■ THE EXERCISE ■
Transcribe everything in the data word for word. Pictures are left out.

Extracted records:

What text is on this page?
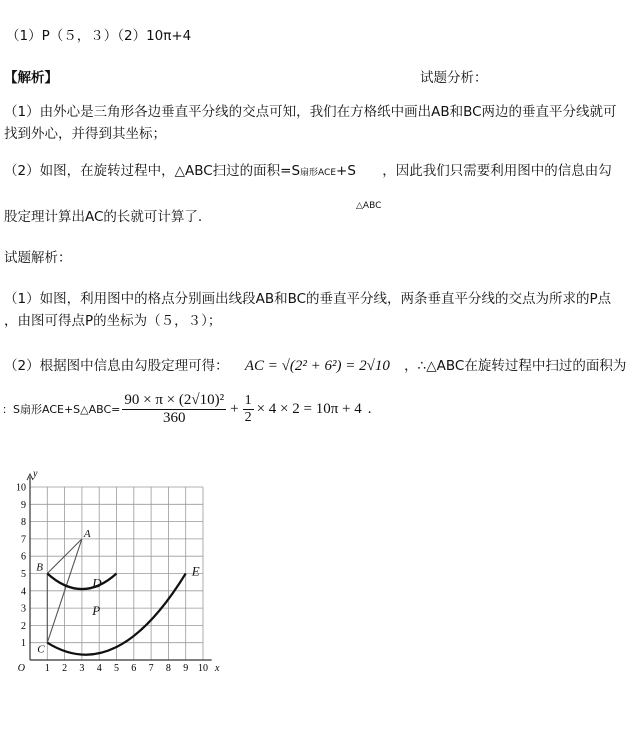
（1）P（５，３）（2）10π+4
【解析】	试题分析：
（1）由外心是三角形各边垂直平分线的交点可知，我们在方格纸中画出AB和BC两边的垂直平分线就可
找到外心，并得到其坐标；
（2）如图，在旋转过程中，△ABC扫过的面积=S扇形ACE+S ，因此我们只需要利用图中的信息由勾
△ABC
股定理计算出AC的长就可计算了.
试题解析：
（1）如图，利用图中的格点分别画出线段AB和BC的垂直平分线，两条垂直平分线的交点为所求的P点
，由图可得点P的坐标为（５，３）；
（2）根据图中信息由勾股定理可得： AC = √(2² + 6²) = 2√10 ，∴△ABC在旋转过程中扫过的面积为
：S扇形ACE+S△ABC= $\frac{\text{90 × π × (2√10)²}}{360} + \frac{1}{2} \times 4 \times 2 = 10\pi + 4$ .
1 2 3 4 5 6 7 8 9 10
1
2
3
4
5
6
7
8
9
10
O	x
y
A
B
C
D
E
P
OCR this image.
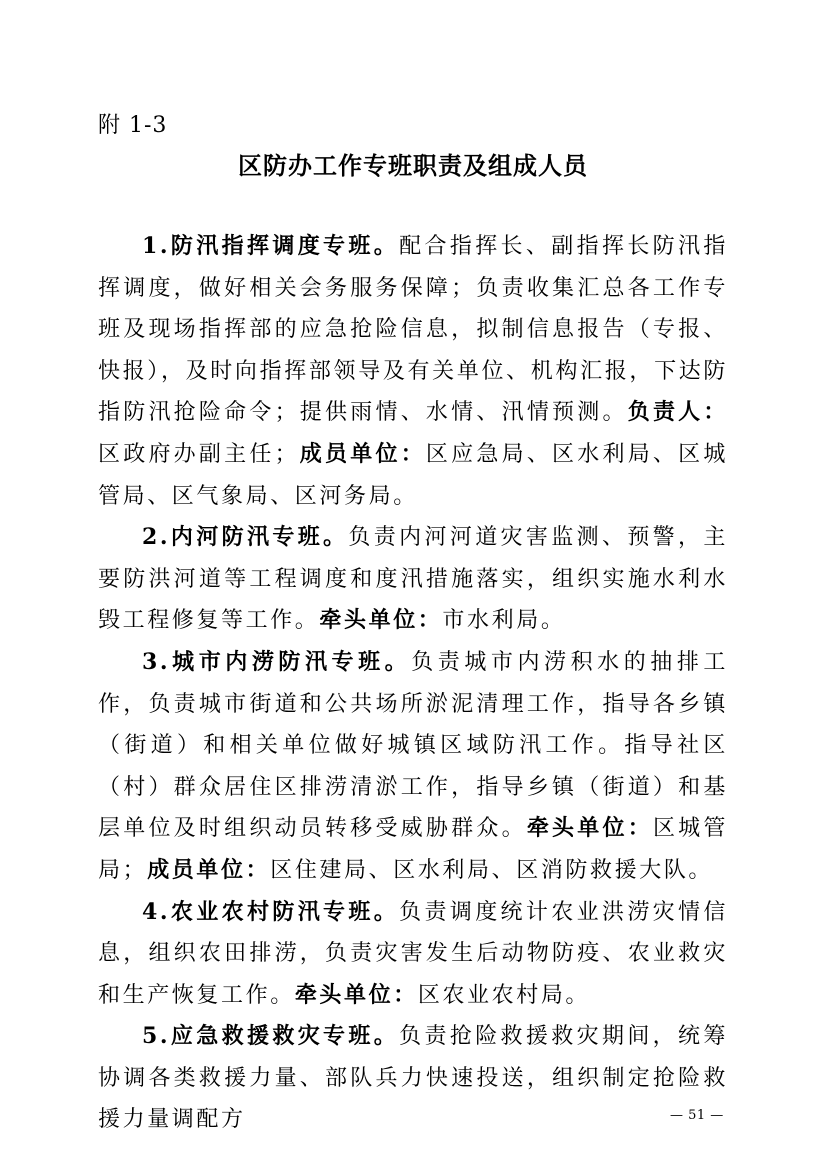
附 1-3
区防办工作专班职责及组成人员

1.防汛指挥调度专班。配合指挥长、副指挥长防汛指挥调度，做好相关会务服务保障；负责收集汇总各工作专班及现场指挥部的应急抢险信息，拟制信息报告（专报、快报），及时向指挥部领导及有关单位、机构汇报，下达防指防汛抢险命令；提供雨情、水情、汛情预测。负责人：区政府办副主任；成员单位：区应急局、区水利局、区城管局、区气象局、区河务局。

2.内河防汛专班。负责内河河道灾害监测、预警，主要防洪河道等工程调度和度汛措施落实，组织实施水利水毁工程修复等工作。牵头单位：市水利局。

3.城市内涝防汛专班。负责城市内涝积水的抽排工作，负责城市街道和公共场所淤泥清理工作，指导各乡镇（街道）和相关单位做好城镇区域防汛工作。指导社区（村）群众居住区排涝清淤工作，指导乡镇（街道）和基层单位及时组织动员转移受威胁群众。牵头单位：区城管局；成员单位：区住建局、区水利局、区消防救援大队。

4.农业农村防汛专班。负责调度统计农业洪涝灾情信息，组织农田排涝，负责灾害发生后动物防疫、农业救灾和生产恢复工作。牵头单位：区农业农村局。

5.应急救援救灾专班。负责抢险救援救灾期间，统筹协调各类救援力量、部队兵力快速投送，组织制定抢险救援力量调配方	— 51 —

■ SOLVED EXERCISE ■
What text is on this page?
（1）P（５，３）（2）10π+4
【解析】	试题分析：
（1）由外心是三角形各边垂直平分线的交点可知，我们在方格纸中画出AB和BC两边的垂直平分线就可
找到外心，并得到其坐标；
（2）如图，在旋转过程中，△ABC扫过的面积=S扇形ACE+S ，因此我们只需要利用图中的信息由勾
△ABC
股定理计算出AC的长就可计算了.
试题解析：
（1）如图，利用图中的格点分别画出线段AB和BC的垂直平分线，两条垂直平分线的交点为所求的P点
，由图可得点P的坐标为（５，３）；
（2）根据图中信息由勾股定理可得： AC = √(2² + 6²) = 2√10 ，∴△ABC在旋转过程中扫过的面积为
：S扇形ACE+S△ABC= $\frac{\text{90 × π × (2√10)²}}{360} + \frac{1}{2} \times 4 \times 2 = 10\pi + 4$ .
1 2 3 4 5 6 7 8 9 10
1
2
3
4
5
6
7
8
9
10
O	x
y
A
B
C
D
E
P
OCR this image.
附 1-3
区防办工作专班职责及组成人员

1.防汛指挥调度专班。配合指挥长、副指挥长防汛指挥调度，做好相关会务服务保障；负责收集汇总各工作专班及现场指挥部的应急抢险信息，拟制信息报告（专报、快报），及时向指挥部领导及有关单位、机构汇报，下达防指防汛抢险命令；提供雨情、水情、汛情预测。负责人：区政府办副主任；成员单位：区应急局、区水利局、区城管局、区气象局、区河务局。

2.内河防汛专班。负责内河河道灾害监测、预警，主要防洪河道等工程调度和度汛措施落实，组织实施水利水毁工程修复等工作。牵头单位：市水利局。

3.城市内涝防汛专班。负责城市内涝积水的抽排工作，负责城市街道和公共场所淤泥清理工作，指导各乡镇（街道）和相关单位做好城镇区域防汛工作。指导社区（村）群众居住区排涝清淤工作，指导乡镇（街道）和基层单位及时组织动员转移受威胁群众。牵头单位：区城管局；成员单位：区住建局、区水利局、区消防救援大队。

4.农业农村防汛专班。负责调度统计农业洪涝灾情信息，组织农田排涝，负责灾害发生后动物防疫、农业救灾和生产恢复工作。牵头单位：区农业农村局。

5.应急救援救灾专班。负责抢险救援救灾期间，统筹协调各类救援力量、部队兵力快速投送，组织制定抢险救援力量调配方	— 51 —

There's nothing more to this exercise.